• TASK TO CARRY OUT: Copy out each line in the material below that has the word "content".

• GIVEN INFORMATION:

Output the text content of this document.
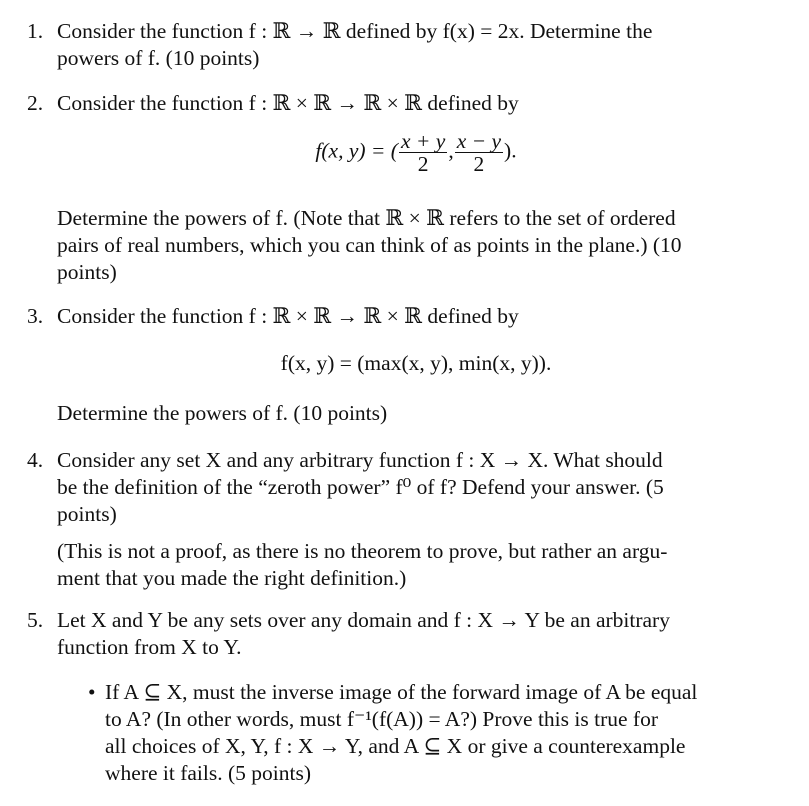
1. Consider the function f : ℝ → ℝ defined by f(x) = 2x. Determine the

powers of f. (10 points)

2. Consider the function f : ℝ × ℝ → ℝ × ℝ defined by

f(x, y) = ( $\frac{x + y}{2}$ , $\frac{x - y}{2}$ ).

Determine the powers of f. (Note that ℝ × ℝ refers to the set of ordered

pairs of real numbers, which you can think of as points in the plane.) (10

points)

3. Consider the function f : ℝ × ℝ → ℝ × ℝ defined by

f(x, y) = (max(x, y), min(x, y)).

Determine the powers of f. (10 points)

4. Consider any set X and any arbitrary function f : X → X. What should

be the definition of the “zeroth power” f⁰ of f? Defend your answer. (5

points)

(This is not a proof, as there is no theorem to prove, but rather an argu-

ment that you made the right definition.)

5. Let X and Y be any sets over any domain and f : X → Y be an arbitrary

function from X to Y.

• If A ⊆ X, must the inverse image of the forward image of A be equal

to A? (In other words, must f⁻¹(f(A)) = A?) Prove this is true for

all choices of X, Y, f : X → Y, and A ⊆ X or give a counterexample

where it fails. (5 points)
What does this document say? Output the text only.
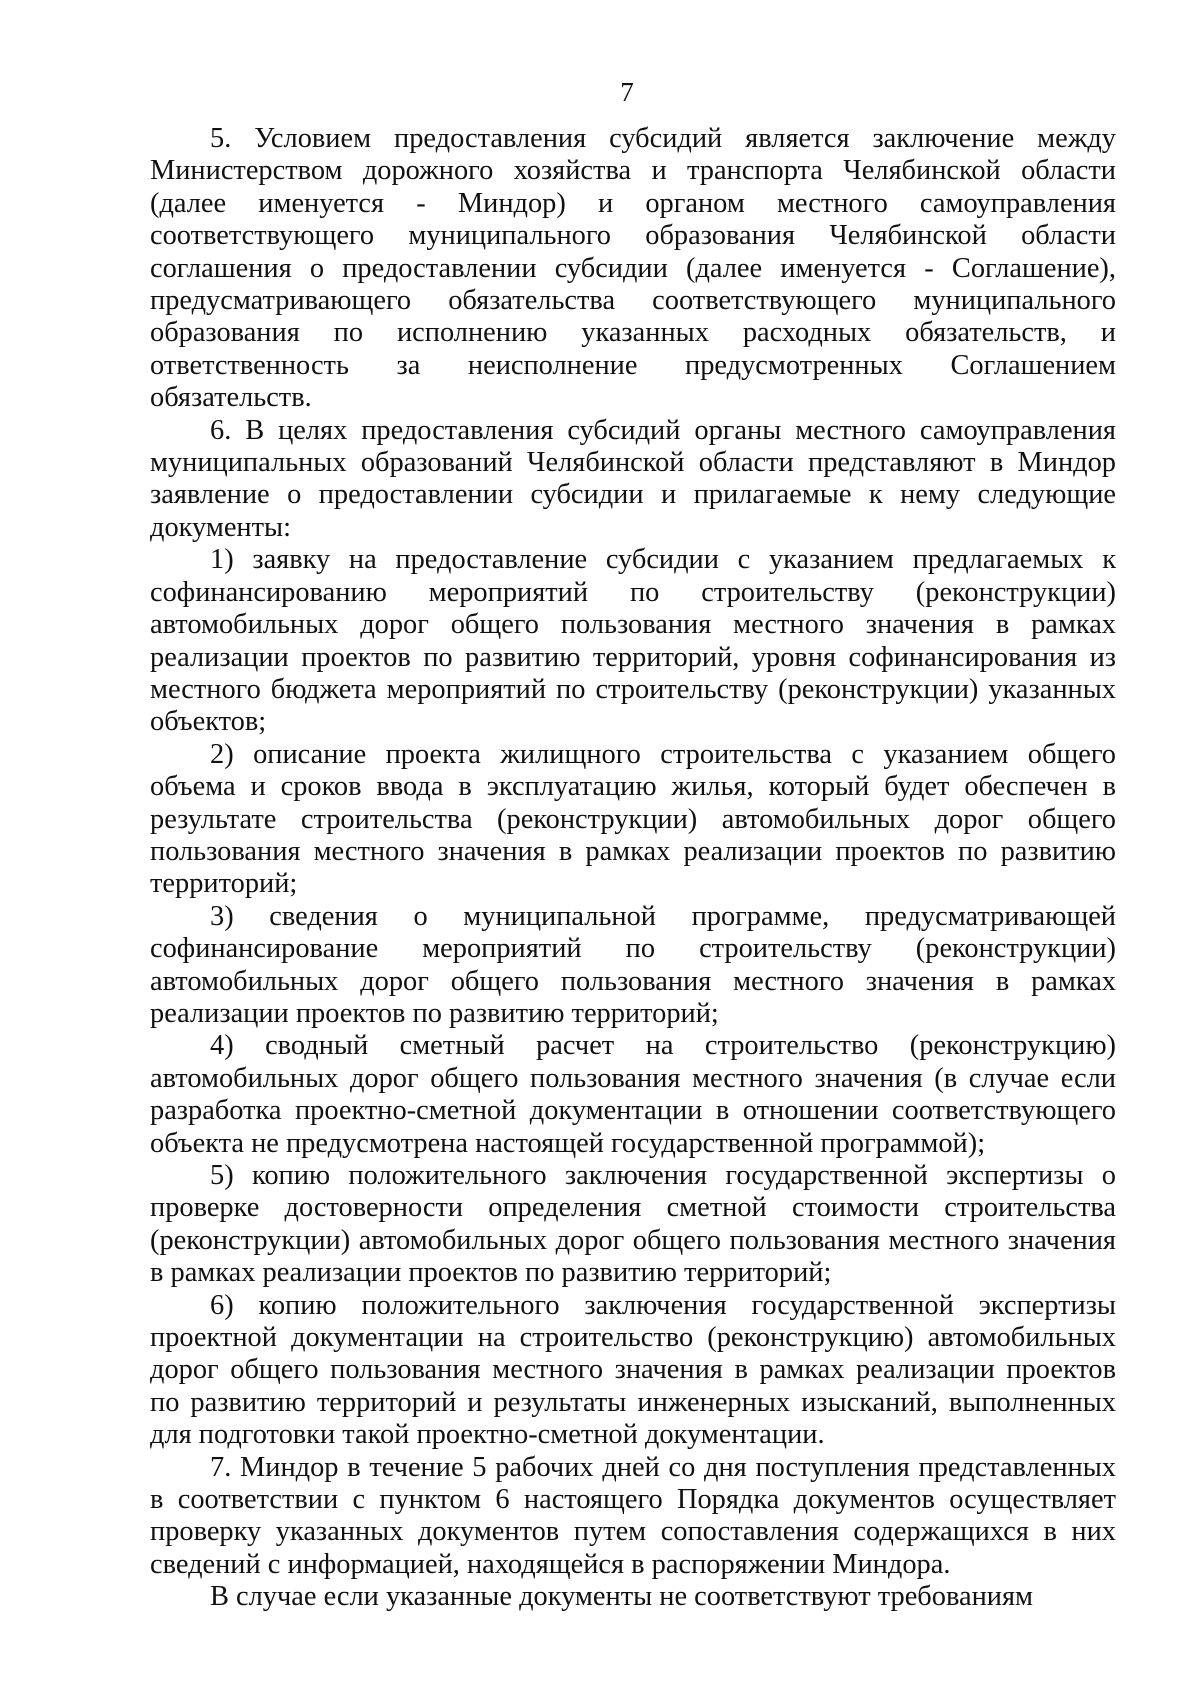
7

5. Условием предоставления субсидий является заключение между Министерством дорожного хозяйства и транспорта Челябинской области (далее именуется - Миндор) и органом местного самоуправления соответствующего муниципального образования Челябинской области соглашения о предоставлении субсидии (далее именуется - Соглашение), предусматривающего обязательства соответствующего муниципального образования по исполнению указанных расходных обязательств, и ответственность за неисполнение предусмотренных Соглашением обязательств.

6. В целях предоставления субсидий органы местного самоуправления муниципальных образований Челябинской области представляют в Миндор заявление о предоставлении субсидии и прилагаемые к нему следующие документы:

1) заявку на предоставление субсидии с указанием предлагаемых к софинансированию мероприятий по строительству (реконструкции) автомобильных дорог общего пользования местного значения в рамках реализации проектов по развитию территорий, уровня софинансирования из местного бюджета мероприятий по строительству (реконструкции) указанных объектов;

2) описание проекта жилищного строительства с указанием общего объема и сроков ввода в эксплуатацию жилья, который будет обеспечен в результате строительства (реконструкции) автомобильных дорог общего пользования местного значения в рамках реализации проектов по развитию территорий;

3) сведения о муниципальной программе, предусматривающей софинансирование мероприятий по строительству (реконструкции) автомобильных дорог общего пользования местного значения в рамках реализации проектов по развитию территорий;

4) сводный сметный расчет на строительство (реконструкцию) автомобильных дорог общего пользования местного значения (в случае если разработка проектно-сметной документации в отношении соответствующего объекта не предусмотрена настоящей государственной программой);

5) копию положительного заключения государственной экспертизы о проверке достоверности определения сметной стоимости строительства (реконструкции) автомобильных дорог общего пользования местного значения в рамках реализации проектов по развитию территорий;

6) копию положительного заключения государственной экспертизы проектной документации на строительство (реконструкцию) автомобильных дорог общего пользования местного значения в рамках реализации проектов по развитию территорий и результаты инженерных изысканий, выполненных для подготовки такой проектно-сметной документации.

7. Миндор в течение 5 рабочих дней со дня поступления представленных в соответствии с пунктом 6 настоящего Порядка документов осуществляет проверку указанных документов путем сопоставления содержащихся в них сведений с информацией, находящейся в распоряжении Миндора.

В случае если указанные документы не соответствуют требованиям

--

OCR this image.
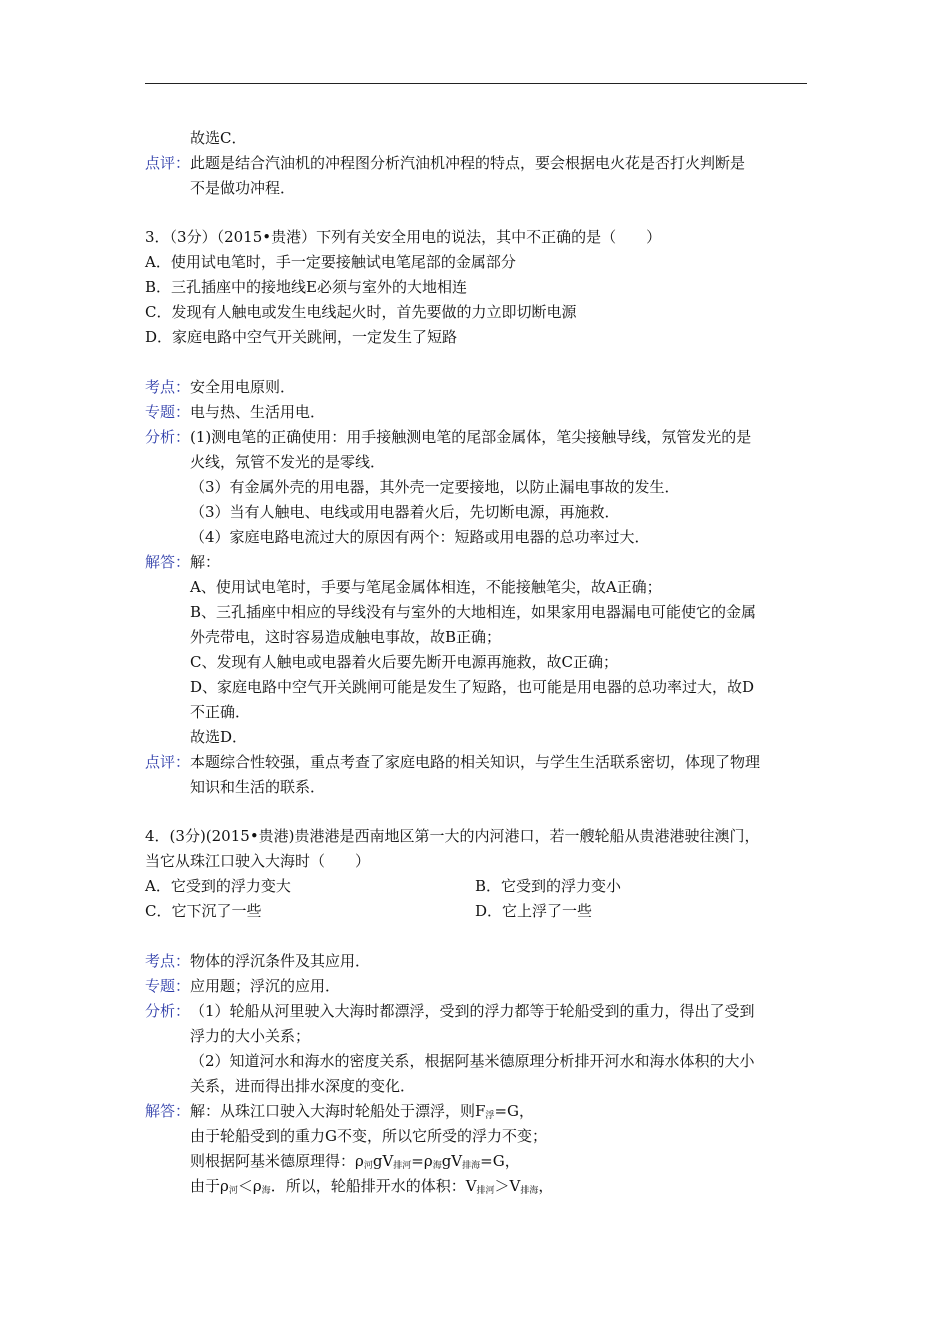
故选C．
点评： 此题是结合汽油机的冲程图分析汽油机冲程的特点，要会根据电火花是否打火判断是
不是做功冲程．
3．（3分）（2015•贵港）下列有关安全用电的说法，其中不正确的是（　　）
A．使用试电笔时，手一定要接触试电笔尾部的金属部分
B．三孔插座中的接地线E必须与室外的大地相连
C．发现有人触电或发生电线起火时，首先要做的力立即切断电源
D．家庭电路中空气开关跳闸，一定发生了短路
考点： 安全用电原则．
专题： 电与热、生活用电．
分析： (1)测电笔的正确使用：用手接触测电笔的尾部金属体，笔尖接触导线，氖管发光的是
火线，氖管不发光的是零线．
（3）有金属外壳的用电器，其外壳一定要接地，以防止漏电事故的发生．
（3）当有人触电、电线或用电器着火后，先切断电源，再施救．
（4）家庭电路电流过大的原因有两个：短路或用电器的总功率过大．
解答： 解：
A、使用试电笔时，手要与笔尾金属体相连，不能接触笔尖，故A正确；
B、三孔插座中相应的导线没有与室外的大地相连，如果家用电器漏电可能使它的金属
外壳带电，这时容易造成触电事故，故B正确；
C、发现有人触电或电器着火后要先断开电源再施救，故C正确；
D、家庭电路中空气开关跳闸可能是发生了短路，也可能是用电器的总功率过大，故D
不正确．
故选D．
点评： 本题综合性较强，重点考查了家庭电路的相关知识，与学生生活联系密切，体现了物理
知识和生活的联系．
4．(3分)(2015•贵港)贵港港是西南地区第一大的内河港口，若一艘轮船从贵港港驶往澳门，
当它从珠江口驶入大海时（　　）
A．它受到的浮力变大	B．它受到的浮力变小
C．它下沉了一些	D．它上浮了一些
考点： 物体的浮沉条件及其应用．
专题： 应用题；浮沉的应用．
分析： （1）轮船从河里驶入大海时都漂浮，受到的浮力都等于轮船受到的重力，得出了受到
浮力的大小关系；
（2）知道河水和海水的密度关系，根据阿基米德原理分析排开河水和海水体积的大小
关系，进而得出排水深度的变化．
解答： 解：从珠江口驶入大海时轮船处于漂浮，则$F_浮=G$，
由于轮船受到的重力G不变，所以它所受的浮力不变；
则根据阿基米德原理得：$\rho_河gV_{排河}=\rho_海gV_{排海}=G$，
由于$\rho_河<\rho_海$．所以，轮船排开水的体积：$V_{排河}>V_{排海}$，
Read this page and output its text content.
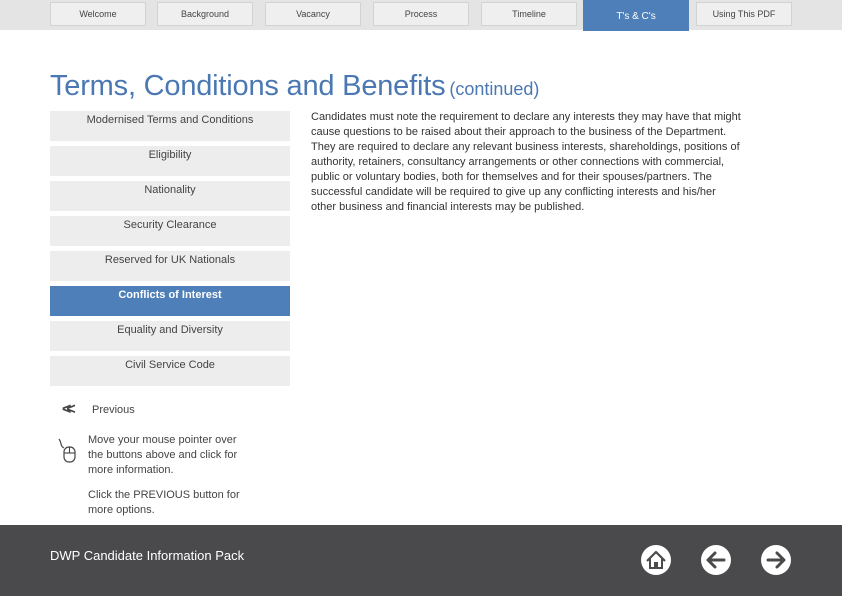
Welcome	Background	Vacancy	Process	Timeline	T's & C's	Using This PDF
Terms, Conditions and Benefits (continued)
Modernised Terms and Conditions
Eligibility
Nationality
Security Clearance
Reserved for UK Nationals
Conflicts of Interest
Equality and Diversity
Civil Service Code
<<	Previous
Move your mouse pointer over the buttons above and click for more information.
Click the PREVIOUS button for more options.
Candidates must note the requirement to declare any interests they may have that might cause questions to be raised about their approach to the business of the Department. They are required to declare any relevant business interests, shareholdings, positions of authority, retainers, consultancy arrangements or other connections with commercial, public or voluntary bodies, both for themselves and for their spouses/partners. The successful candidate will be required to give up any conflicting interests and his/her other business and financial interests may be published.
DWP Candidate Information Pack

...

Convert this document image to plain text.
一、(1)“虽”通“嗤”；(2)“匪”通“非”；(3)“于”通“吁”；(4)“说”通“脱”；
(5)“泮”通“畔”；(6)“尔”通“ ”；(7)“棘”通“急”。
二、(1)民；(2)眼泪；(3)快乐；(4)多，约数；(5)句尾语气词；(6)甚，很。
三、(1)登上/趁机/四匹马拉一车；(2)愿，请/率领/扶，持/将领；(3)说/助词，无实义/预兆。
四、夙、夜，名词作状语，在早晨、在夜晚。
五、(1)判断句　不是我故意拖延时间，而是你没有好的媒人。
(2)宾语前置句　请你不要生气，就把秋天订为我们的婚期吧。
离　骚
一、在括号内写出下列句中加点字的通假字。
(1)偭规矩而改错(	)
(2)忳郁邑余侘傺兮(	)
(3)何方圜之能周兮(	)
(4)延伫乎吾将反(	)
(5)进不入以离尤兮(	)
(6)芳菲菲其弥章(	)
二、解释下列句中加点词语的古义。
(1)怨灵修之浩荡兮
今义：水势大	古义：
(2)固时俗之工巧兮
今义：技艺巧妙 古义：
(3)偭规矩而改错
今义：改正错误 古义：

• THE COMPLETED TASK:
Output the text content of this document.
Read this page and output its text content.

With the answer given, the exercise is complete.